→ **Rows from a dataset**:
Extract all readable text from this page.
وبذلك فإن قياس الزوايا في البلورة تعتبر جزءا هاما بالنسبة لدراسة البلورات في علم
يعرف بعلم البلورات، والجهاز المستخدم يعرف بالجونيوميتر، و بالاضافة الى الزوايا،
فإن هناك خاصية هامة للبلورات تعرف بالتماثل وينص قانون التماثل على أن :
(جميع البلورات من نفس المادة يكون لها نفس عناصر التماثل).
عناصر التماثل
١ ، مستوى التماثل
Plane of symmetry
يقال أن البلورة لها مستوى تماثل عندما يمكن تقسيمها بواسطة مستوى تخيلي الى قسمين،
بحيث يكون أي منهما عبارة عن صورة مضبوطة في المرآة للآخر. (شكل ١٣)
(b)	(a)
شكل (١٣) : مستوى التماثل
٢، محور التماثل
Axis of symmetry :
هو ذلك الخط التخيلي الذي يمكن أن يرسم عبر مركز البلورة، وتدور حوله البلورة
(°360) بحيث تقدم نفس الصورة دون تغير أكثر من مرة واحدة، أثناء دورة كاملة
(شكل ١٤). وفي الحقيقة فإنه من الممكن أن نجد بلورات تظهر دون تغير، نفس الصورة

→ **Exercise goal**:
Reproduce every line above without error.

→ **Reply to the exercise**:
Extract all readable text from this page.
وبذلك فإن قياس الزوايا في البلورة تعتبر جزءا هاما بالنسبة لدراسة البلورات في علم
يعرف بعلم البلورات، والجهاز المستخدم يعرف بالجونيوميتر، و بالاضافة الى الزوايا،
فإن هناك خاصية هامة للبلورات تعرف بالتماثل وينص قانون التماثل على أن :
(جميع البلورات من نفس المادة يكون لها نفس عناصر التماثل).
عناصر التماثل
١ ، مستوى التماثل
Plane of symmetry
يقال أن البلورة لها مستوى تماثل عندما يمكن تقسيمها بواسطة مستوى تخيلي الى قسمين،
بحيث يكون أي منهما عبارة عن صورة مضبوطة في المرآة للآخر. (شكل ١٣)
(b)	(a)
شكل (١٣) : مستوى التماثل
٢، محور التماثل
Axis of symmetry :
هو ذلك الخط التخيلي الذي يمكن أن يرسم عبر مركز البلورة، وتدور حوله البلورة
(°360) بحيث تقدم نفس الصورة دون تغير أكثر من مرة واحدة، أثناء دورة كاملة
(شكل ١٤). وفي الحقيقة فإنه من الممكن أن نجد بلورات تظهر دون تغير، نفس الصورة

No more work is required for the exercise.